▶ [Exercise requirements]: Reproduce the following lines without any changes.

Element position data:

'''

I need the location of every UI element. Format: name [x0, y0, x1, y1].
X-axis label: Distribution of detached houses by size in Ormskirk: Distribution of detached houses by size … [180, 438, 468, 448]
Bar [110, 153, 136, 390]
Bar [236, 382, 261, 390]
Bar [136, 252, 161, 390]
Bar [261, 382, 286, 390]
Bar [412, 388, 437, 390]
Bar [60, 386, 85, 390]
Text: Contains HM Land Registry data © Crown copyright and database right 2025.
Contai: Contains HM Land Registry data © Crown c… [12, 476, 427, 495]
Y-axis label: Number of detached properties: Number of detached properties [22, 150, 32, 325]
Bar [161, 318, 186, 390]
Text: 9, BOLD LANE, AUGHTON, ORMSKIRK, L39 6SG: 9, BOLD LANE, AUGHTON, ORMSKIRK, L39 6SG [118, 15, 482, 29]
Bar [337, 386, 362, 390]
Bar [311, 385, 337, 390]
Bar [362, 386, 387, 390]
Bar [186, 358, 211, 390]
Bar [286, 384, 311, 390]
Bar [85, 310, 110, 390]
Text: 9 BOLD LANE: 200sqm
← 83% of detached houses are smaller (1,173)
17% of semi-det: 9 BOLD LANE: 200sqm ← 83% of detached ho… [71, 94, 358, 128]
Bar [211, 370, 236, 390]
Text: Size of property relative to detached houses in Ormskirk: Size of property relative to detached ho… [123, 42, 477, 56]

'''

▶ [Exercise answer]:
I need the location of every UI element. Format: name [x0, y0, x1, y1].
X-axis label: Distribution of detached houses by size in Ormskirk: Distribution of detached houses by size … [180, 438, 468, 448]
Bar [110, 153, 136, 390]
Bar [236, 382, 261, 390]
Bar [136, 252, 161, 390]
Bar [261, 382, 286, 390]
Bar [412, 388, 437, 390]
Bar [60, 386, 85, 390]
Text: Contains HM Land Registry data © Crown copyright and database right 2025.
Contai: Contains HM Land Registry data © Crown c… [12, 476, 427, 495]
Y-axis label: Number of detached properties: Number of detached properties [22, 150, 32, 325]
Bar [161, 318, 186, 390]
Text: 9, BOLD LANE, AUGHTON, ORMSKIRK, L39 6SG: 9, BOLD LANE, AUGHTON, ORMSKIRK, L39 6SG [118, 15, 482, 29]
Bar [337, 386, 362, 390]
Bar [311, 385, 337, 390]
Bar [362, 386, 387, 390]
Bar [186, 358, 211, 390]
Bar [286, 384, 311, 390]
Bar [85, 310, 110, 390]
Text: 9 BOLD LANE: 200sqm
← 83% of detached houses are smaller (1,173)
17% of semi-det: 9 BOLD LANE: 200sqm ← 83% of detached ho… [71, 94, 358, 128]
Bar [211, 370, 236, 390]
Text: Size of property relative to detached houses in Ormskirk: Size of property relative to detached ho… [123, 42, 477, 56]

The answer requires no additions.